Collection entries
======

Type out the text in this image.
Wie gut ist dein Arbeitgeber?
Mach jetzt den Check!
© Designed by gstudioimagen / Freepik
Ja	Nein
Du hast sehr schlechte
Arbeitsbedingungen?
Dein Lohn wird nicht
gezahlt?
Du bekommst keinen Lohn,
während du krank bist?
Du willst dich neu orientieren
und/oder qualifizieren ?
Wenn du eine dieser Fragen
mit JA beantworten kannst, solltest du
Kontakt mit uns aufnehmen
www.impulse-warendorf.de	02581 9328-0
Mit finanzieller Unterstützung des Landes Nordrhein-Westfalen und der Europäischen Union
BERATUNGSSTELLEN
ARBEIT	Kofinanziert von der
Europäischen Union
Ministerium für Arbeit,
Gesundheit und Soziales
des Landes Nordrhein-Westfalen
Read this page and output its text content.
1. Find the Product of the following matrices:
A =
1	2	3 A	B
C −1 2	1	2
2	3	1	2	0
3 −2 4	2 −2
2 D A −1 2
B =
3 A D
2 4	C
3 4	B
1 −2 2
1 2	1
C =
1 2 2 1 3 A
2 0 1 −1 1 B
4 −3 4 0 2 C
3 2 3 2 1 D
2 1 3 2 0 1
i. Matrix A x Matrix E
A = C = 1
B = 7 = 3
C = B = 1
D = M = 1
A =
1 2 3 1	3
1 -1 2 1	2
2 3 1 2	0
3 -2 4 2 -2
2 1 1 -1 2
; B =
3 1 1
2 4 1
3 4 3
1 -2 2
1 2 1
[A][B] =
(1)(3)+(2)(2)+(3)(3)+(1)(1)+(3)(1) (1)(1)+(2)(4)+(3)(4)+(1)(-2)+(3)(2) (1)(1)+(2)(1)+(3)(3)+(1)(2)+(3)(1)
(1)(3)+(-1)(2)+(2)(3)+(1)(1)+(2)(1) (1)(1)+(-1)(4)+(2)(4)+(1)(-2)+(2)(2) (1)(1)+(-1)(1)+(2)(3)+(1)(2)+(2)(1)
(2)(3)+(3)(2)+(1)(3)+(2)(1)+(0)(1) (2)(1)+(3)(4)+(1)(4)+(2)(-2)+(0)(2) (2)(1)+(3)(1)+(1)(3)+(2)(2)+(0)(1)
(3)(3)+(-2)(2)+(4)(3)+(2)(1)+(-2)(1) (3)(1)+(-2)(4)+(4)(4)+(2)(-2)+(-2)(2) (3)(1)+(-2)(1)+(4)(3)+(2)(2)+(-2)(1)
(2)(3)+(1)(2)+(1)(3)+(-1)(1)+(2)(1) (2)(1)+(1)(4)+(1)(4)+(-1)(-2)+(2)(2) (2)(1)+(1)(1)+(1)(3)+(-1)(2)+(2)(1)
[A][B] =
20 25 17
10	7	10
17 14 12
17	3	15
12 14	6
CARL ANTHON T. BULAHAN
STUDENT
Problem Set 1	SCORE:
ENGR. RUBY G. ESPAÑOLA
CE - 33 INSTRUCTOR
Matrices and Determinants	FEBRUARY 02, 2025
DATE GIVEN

======

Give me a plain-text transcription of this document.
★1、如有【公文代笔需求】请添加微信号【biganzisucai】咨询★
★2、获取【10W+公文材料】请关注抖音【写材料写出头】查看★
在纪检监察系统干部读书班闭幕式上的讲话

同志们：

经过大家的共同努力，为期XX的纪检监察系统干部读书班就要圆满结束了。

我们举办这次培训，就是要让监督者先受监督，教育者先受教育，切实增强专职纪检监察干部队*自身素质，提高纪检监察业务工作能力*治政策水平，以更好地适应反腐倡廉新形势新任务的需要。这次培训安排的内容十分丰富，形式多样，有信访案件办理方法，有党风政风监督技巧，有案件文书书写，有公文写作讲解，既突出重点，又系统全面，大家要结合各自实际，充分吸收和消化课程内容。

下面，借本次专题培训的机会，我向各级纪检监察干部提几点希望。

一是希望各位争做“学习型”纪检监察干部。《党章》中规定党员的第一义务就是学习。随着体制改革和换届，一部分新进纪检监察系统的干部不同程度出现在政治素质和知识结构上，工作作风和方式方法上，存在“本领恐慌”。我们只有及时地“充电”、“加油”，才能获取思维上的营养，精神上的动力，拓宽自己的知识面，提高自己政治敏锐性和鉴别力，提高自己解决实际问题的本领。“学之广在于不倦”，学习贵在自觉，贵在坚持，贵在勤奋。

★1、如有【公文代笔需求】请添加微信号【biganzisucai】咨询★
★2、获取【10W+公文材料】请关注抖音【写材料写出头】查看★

======

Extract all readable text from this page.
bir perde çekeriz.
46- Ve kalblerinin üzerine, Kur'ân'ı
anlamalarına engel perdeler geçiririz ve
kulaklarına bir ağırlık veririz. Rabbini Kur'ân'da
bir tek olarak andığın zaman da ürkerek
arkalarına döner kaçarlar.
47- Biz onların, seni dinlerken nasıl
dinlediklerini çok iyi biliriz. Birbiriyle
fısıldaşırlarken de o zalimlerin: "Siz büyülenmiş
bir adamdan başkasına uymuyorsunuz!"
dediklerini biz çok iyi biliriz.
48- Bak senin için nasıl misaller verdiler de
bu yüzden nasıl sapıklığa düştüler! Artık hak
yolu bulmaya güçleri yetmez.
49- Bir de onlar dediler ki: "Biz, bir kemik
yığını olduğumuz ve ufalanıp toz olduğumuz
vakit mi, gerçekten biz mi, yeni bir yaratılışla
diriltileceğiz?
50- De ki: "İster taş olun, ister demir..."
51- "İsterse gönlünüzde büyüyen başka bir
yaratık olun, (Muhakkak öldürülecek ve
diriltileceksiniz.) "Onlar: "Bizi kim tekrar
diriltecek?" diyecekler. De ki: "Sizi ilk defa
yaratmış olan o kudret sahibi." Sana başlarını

======

Copy out each line of the entries that holds "text".

Output for this exercise:
Type out the text in this image.
Read this page and output its text content.
Give me a plain-text transcription of this document.
Extract all readable text from this page.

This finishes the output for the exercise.